* INSTRUCTION *
Extract the complete listing and output it unchanged.

-- start of PROVIDED INFORMATION --

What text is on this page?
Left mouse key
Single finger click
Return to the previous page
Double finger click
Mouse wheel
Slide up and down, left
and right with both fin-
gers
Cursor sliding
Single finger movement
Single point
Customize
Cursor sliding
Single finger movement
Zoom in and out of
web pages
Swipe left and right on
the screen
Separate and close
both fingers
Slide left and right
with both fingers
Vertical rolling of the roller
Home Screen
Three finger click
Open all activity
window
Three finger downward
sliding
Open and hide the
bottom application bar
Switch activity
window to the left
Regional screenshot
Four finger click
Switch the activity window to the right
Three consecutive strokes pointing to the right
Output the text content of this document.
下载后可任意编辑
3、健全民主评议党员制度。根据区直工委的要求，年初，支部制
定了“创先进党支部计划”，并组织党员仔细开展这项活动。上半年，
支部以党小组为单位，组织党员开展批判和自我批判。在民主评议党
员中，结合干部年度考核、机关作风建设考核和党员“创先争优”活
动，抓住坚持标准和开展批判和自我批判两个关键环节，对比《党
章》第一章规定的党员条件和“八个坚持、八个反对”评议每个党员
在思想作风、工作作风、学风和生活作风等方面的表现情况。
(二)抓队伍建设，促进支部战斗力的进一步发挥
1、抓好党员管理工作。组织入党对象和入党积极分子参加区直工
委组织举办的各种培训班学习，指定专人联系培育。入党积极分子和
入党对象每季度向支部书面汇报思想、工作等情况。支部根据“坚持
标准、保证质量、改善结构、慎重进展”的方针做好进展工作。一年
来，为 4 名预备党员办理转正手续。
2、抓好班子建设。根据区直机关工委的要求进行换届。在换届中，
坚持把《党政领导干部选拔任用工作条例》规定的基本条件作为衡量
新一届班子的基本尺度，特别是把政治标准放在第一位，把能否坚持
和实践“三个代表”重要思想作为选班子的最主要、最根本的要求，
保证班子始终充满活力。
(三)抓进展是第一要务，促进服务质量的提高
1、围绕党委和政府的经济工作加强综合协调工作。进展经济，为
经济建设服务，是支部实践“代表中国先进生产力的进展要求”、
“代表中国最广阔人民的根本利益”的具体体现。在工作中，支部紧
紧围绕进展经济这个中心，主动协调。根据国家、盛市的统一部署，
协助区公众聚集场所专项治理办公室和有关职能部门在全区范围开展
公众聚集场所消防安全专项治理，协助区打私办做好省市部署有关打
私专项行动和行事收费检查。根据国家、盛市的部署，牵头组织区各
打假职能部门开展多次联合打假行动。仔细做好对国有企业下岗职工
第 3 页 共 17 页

-- end of PROVIDED INFORMATION --

* WRITTEN ANSWER *
What text is on this page?
Left mouse key
Single finger click
Return to the previous page
Double finger click
Mouse wheel
Slide up and down, left
and right with both fin-
gers
Cursor sliding
Single finger movement
Single point
Customize
Cursor sliding
Single finger movement
Zoom in and out of
web pages
Swipe left and right on
the screen
Separate and close
both fingers
Slide left and right
with both fingers
Vertical rolling of the roller
Home Screen
Three finger click
Open all activity
window
Three finger downward
sliding
Open and hide the
bottom application bar
Switch activity
window to the left
Regional screenshot
Four finger click
Switch the activity window to the right
Three consecutive strokes pointing to the right
Output the text content of this document.
下载后可任意编辑
3、健全民主评议党员制度。根据区直工委的要求，年初，支部制
定了“创先进党支部计划”，并组织党员仔细开展这项活动。上半年，
支部以党小组为单位，组织党员开展批判和自我批判。在民主评议党
员中，结合干部年度考核、机关作风建设考核和党员“创先争优”活
动，抓住坚持标准和开展批判和自我批判两个关键环节，对比《党
章》第一章规定的党员条件和“八个坚持、八个反对”评议每个党员
在思想作风、工作作风、学风和生活作风等方面的表现情况。
(二)抓队伍建设，促进支部战斗力的进一步发挥
1、抓好党员管理工作。组织入党对象和入党积极分子参加区直工
委组织举办的各种培训班学习，指定专人联系培育。入党积极分子和
入党对象每季度向支部书面汇报思想、工作等情况。支部根据“坚持
标准、保证质量、改善结构、慎重进展”的方针做好进展工作。一年
来，为 4 名预备党员办理转正手续。
2、抓好班子建设。根据区直机关工委的要求进行换届。在换届中，
坚持把《党政领导干部选拔任用工作条例》规定的基本条件作为衡量
新一届班子的基本尺度，特别是把政治标准放在第一位，把能否坚持
和实践“三个代表”重要思想作为选班子的最主要、最根本的要求，
保证班子始终充满活力。
(三)抓进展是第一要务，促进服务质量的提高
1、围绕党委和政府的经济工作加强综合协调工作。进展经济，为
经济建设服务，是支部实践“代表中国先进生产力的进展要求”、
“代表中国最广阔人民的根本利益”的具体体现。在工作中，支部紧
紧围绕进展经济这个中心，主动协调。根据国家、盛市的统一部署，
协助区公众聚集场所专项治理办公室和有关职能部门在全区范围开展
公众聚集场所消防安全专项治理，协助区打私办做好省市部署有关打
私专项行动和行事收费检查。根据国家、盛市的部署，牵头组织区各
打假职能部门开展多次联合打假行动。仔细做好对国有企业下岗职工
第 3 页 共 17 页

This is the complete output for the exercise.